* Work required
Work through the data line by line, gathering every line that has the word "门诊三楼A区".

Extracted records
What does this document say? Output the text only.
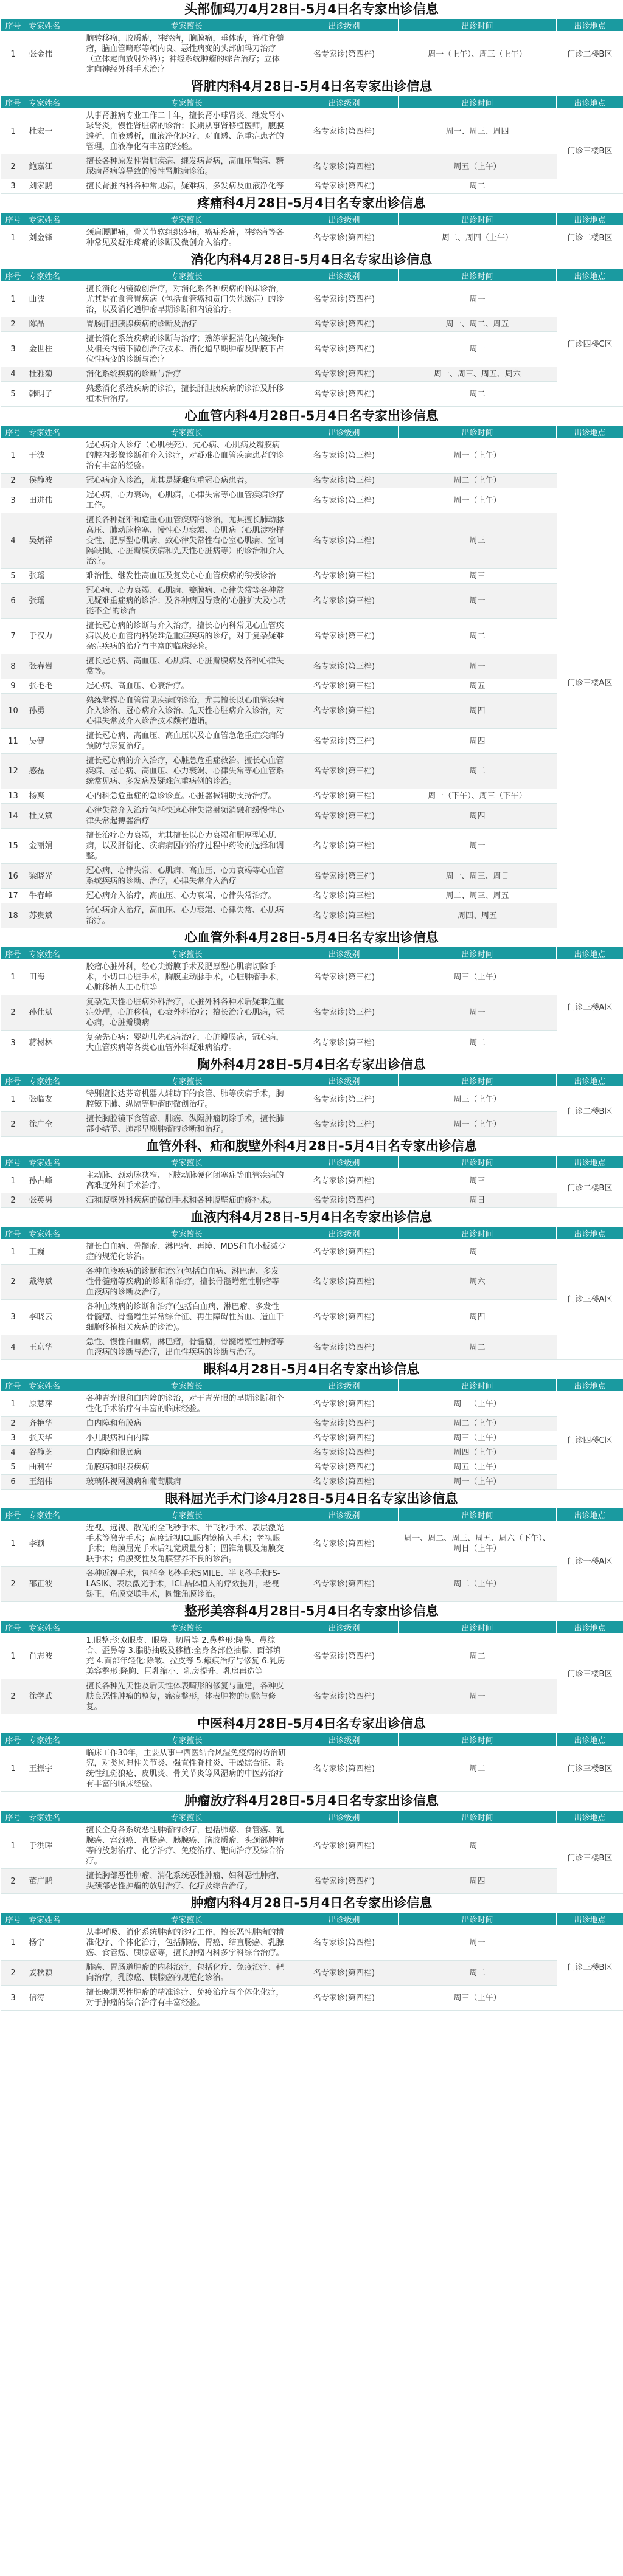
头部伽玛刀4月28日-5月4日名专家出诊信息
序号	专家姓名	专家擅长	出诊级别	出诊时间	出诊地点
1	张金伟	脑转移瘤，胶质瘤，神经瘤，脑膜瘤，垂体瘤，脊柱脊髓瘤，脑血管畸形等颅内良、恶性病变的头部伽玛刀治疗（立体定向放射外科）；神经系统肿瘤的综合治疗；立体定向神经外科手术治疗	名专家诊(第四档)	周一（上午）、周三（上午）	门诊二楼B区
肾脏内科4月28日-5月4日名专家出诊信息
序号	专家姓名	专家擅长	出诊级别	出诊时间	出诊地点
1	杜宏一	从事肾脏病专业工作二十年，擅长肾小球肾炎、继发肾小球肾炎，慢性肾脏病的诊治；长期从事肾移植医师，腹膜透析，血液透析，血液净化医疗，对血透、危重症患者的管理，血液净化有丰富的经验。	名专家诊(第四档)	周一、周三、周四	门诊三楼B区
2	鲍嘉江	擅长各种原发性肾脏疾病、继发病肾病，高血压肾病、糖尿病肾病等导致的慢性肾脏病诊治。	名专家诊(第四档)	周五（上午）	
3	刘家鹏	擅长肾脏内科各种常见病，疑难病，多发病及血液净化等	名专家诊(第四档)	周二	
疼痛科4月28日-5月4日名专家出诊信息
序号	专家姓名	专家擅长	出诊级别	出诊时间	出诊地点
1	刘金锋	颈肩腰腿痛，骨关节软组织疼痛，癌症疼痛，神经痛等各种常见及疑难疼痛的诊断及微创介入治疗。	名专家诊(第四档)	周二、周四（上午）	门诊二楼B区
消化内科4月28日-5月4日名专家出诊信息
序号	专家姓名	专家擅长	出诊级别	出诊时间	出诊地点
1	曲波	擅长消化内镜微创治疗，对消化系各种疾病的临床诊治，尤其是在食管胃疾病（包括食管癌和贲门失弛缓症）的诊治，以及消化道肿瘤早期诊断和内镜治疗。	名专家诊(第四档)	周一	门诊四楼C区
2	陈晶	胃肠肝胆胰腺疾病的诊断及治疗	名专家诊(第四档)	周一、周二、周五	
3	金世柱	擅长消化系统疾病的诊断与治疗；熟练掌握消化内镜操作及相关内镜下微创治疗技术、消化道早期肿瘤及贴膜下占位性病变的诊断与治疗	名专家诊(第四档)	周一	
4	杜雅菊	消化系统疾病的诊断与治疗	名专家诊(第四档)	周一、周三、周五、周六	
5	韩明子	熟悉消化系统疾病的诊治，擅长肝胆胰疾病的诊治及肝移植术后治疗。	名专家诊(第四档)	周二	
心血管内科4月28日-5月4日名专家出诊信息
序号	专家姓名	专家擅长	出诊级别	出诊时间	出诊地点
1	于波	冠心病介入诊疗（心肌梗死）、先心病、心肌病及瓣膜病的腔内影像诊断和介入诊疗，对疑难心血管疾病患者的诊治有丰富的经验。	名专家诊(第三档)	周一（上午）	门诊三楼A区
2	侯静波	冠心病介入诊治，尤其是疑难危重冠心病患者。	名专家诊(第三档)	周二（上午）	
3	田进伟	冠心病，心力衰竭，心肌病，心律失常等心血管疾病诊疗工作。	名专家诊(第三档)	周一（上午）	
4	吴炳祥	擅长各种疑难和危重心血管疾病的诊治，尤其擅长肺动脉高压、肺动脉栓塞、慢性心力衰竭、心肌病（心肌淀粉样变性、肥厚型心肌病、致心律失常性右心室心肌病、室间隔缺损、心脏瓣膜疾病和先天性心脏病等）的诊治和介入治疗。	名专家诊(第三档)	周三	
5	张瑶	难治性、继发性高血压及复发心心血管疾病的积极诊治	名专家诊(第三档)	周三	
6	张瑶	冠心病、心力衰竭、心肌病、瓣膜病、心律失常等各种常见疑难重症病的诊治；及各种病因导致的'心脏扩大及心功能不全'的诊治	名专家诊(第三档)	周一	
7	于汉力	擅长冠心病的诊断与介入治疗，擅长心内科常见心血管疾病以及心血管内科疑难危重症疾病的诊疗，对于复杂疑难杂症疾病的治疗有丰富的临床经验。	名专家诊(第三档)	周二	
8	张春岩	擅长冠心病、高血压、心肌病、心脏瓣膜病及各种心律失常等。	名专家诊(第三档)	周一	
9	张毛毛	冠心病、高血压、心衰治疗。	名专家诊(第三档)	周五	
10	孙勇	熟练掌握心血管常见疾病的诊治，尤其擅长以心血管疾病介入诊治、冠心病介入诊治、先天性心脏病介入诊治，对心律失常及介入诊治技术颇有造诣。	名专家诊(第三档)	周四	
11	吴健	擅长冠心病、高血压、高血压以及心血管急危重症疾病的预防与康复治疗。	名专家诊(第三档)	周四	
12	感磊	擅长冠心病的介入治疗，心脏急危重症救治。擅长心血管疾病、冠心病、高血压、心力衰竭、心律失常等心血管系统常见病、多发病及疑难危重病例的诊治。	名专家诊(第三档)	周二	
13	杨爽	心内科急危重症的急诊诊查。心脏器械辅助支持治疗。	名专家诊(第三档)	周一（下午）、周三（下午）	
14	杜文斌	心律失常介入治疗包括快速心律失常射频消融和缓慢性心律失常起搏器治疗	名专家诊(第三档)	周四	
15	金丽娟	擅长治疗心力衰竭，尤其擅长以心力衰竭和肥厚型心肌病，以及肝衍化、疾病病因的治疗过程中药物的选择和调整。	名专家诊(第三档)	周一	
16	梁晓光	冠心病、心律失常、心肌病、高血压、心力衰竭等心血管系统疾病的诊断、治疗，心律失常介入治疗	名专家诊(第三档)	周一、周三、周日	
17	牛春峰	冠心病介入治疗，高血压、心力衰竭、心律失常治疗。	名专家诊(第三档)	周二、周三、周五	
18	苏贵斌	冠心病介入治疗，高血压、心力衰竭、心律失常、心肌病治疗。	名专家诊(第三档)	周四、周五	
心血管外科4月28日-5月4日名专家出诊信息
序号	专家姓名	专家擅长	出诊级别	出诊时间	出诊地点
1	田海	胶瘤心脏外科，经心尖瓣膜手术及肥厚型心肌病切除手术，小切口心脏手术，胸腹主动脉手术，心脏肿瘤手术，心脏移植人工心脏等	名专家诊(第三档)	周三（上午）	门诊三楼A区
2	孙仕斌	复杂先天性心脏病外科治疗，心脏外科各种术后疑难危重症处理，心脏移植，心衰外科治疗；擅长治疗心肌病，冠心病，心脏瓣膜病	名专家诊(第三档)	周一	
3	蒋树林	复杂先心病：婴幼儿先心病治疗，心脏瓣膜病，冠心病，大血管疾病等各类心血管外科疑难病治疗。	名专家诊(第三档)	周二	
胸外科4月28日-5月4日名专家出诊信息
序号	专家姓名	专家擅长	出诊级别	出诊时间	出诊地点
1	张临友	特别擅长达芬奇机器人辅助下的食管、肺等疾病手术，胸腔镜下肺、纵隔等肿瘤的微创治疗。	名专家诊(第三档)	周三（上午）	门诊二楼B区
2	徐广全	擅长胸腔镜下食管癌、肺癌、纵隔肿瘤切除手术，擅长肺部小结节、肺部早期肿瘤的诊断和治疗。	名专家诊(第三档)	周一（上午）	
血管外科、疝和腹壁外科4月28日-5月4日名专家出诊信息
序号	专家姓名	专家擅长	出诊级别	出诊时间	出诊地点
1	孙占峰	主动脉、颈动脉狭窄、下肢动脉硬化闭塞症等血管疾病的高难度外科手术治疗。	名专家诊(第四档)	周三	门诊二楼B区
2	张英男	疝和腹壁外科疾病的微创手术和各种腹壁疝的修补术。	名专家诊(第四档)	周日	
血液内科4月28日-5月4日名专家出诊信息
序号	专家姓名	专家擅长	出诊级别	出诊时间	出诊地点
1	王巍	擅长白血病、骨髓瘤、淋巴瘤、再障、MDS和血小板减少症的规范化诊治。	名专家诊(第四档)	周一	门诊三楼A区
2	戴海斌	各种血液疾病的诊断和治疗(包括白血病、淋巴瘤、多发性骨髓瘤等疾病)的诊断和治疗，擅长骨髓增殖性肿瘤等血液病的诊断及治疗。	名专家诊(第四档)	周六	
3	李晓云	各种血液病的诊断和治疗(包括白血病、淋巴瘤、多发性骨髓瘤、骨髓增生异常综合征、再生障碍性贫血、造血干细胞移植相关疾病的诊治)。	名专家诊(第四档)	周四	
4	王京华	急性、慢性白血病，淋巴瘤，骨髓瘤，骨髓增殖性肿瘤等血液病的诊断与治疗，出血性疾病的诊断与治疗。	名专家诊(第四档)	周二	
眼科4月28日-5月4日名专家出诊信息
序号	专家姓名	专家擅长	出诊级别	出诊时间	出诊地点
1	原慧萍	各种青光眼和白内障的诊治，对于青光眼的早期诊断和个性化手术治疗有丰富的临床经验。	名专家诊(第四档)	周一（上午）	门诊四楼C区
2	齐艳华	白内障和角膜病	名专家诊(第四档)	周二（上午）	
3	张天华	小儿眼病和白内障	名专家诊(第四档)	周三（上午）	
4	谷静芝	白内障和眼底病	名专家诊(第四档)	周四（上午）	
5	曲利军	角膜病和眼表疾病	名专家诊(第四档)	周五（上午）	
6	王绍伟	玻璃体视网膜病和葡萄膜病	名专家诊(第四档)	周一（上午）	
眼科屈光手术门诊4月28日-5月4日名专家出诊信息
序号	专家姓名	专家擅长	出诊级别	出诊时间	出诊地点
1	李颖	近视、远视、散光的全飞秒手术、半飞秒手术、表层激光手术等激光手术；高度近视ICL眼内镜植入手术；老视眼手术；角膜屈光手术后视觉质量分析；圆锥角膜及角膜交联手术；角膜变性及角膜营养不良的诊治。	名专家诊(第四档)	周一、周二、周三、周五、周六（下午）、周日（上午）	门诊一楼A区
2	邵正波	各种近视手术，包括全飞秒手术SMILE、半飞秒手术FS-LASIK、表层激光手术，ICL晶体植入的疗效提升，老视矫正，角膜交联手术，圆锥角膜诊治。	名专家诊(第四档)	周二（上午）	
整形美容科4月28日-5月4日名专家出诊信息
序号	专家姓名	专家擅长	出诊级别	出诊时间	出诊地点
1	肖志波	1.眼整形:双眼皮、眼袋、切眉等 2.鼻整形:隆鼻、鼻综合、歪鼻等 3.脂肪抽吸及移植:全身各部位抽脂、面部填充 4.面部年轻化:除皱、拉皮等 5.瘢痕治疗与修复 6.乳房美容整形:隆胸、巨乳缩小、乳房提升、乳房再造等	名专家诊(第四档)	周二	门诊三楼B区
2	徐学武	擅长各种先天性及后天性体表畸形的修复与重建，各种皮肤良恶性肿瘤的整复，瘢痕整形，体表肿物的切除与修复。	名专家诊(第四档)	周一	
中医科4月28日-5月4日名专家出诊信息
序号	专家姓名	专家擅长	出诊级别	出诊时间	出诊地点
1	王振宇	临床工作30年，主要从事中西医结合风湿免疫病的防治研究，对类风湿性关节炎、强直性脊柱炎、干燥综合征、系统性红斑狼疮、皮肌炎、骨关节炎等风湿病的中医药治疗有丰富的临床经验。	名专家诊(第四档)	周二	门诊三楼B区
肿瘤放疗科4月28日-5月4日名专家出诊信息
序号	专家姓名	专家擅长	出诊级别	出诊时间	出诊地点
1	于洪晖	擅长全身各系统恶性肿瘤的诊疗，包括肺癌、食管癌、乳腺癌、宫颈癌、直肠癌、胰腺癌、脑胶质瘤、头颈部肿瘤等的放射治疗、化学治疗、免疫治疗、靶向治疗及综合治疗。	名专家诊(第四档)	周一	门诊三楼B区
2	董广鹏	擅长胸部恶性肿瘤、消化系统恶性肿瘤、妇科恶性肿瘤、头颈部恶性肿瘤的放射治疗、化疗及综合治疗。	名专家诊(第四档)	周四	
肿瘤内科4月28日-5月4日名专家出诊信息
序号	专家姓名	专家擅长	出诊级别	出诊时间	出诊地点
1	杨宇	从事呼吸、消化系统肿瘤的诊疗工作，擅长恶性肿瘤的精准化疗、个体化治疗，包括肺癌、胃癌、结直肠癌、乳腺癌、食管癌、胰腺癌等，擅长肿瘤内科多学科综合治疗。	名专家诊(第四档)	周一	门诊三楼B区
2	姜秋颖	肺癌、胃肠道肿瘤的内科治疗，包括化疗、免疫治疗、靶向治疗，乳腺癌、胰腺癌的规范化诊治。	名专家诊(第四档)	周二	
3	信涛	擅长晚期恶性肿瘤的精准诊疗、免疫治疗与个体化化疗，对于肿瘤的综合治疗有丰富经验。	名专家诊(第四档)	周三（上午）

* Correct result
1	于波	冠心病介入诊疗（心肌梗死）、先心病、心肌病及瓣膜病的腔内影像诊断和介入诊疗，对疑难心血管疾病患者的诊治有丰富的经验。	名专家诊(第三档)	周一（上午）	门诊三楼A区
1	田海	胶瘤心脏外科，经心尖瓣膜手术及肥厚型心肌病切除手术，小切口心脏手术，胸腹主动脉手术，心脏肿瘤手术，心脏移植人工心脏等	名专家诊(第三档)	周三（上午）	门诊三楼A区
1	王巍	擅长白血病、骨髓瘤、淋巴瘤、再障、MDS和血小板减少症的规范化诊治。	名专家诊(第四档)	周一	门诊三楼A区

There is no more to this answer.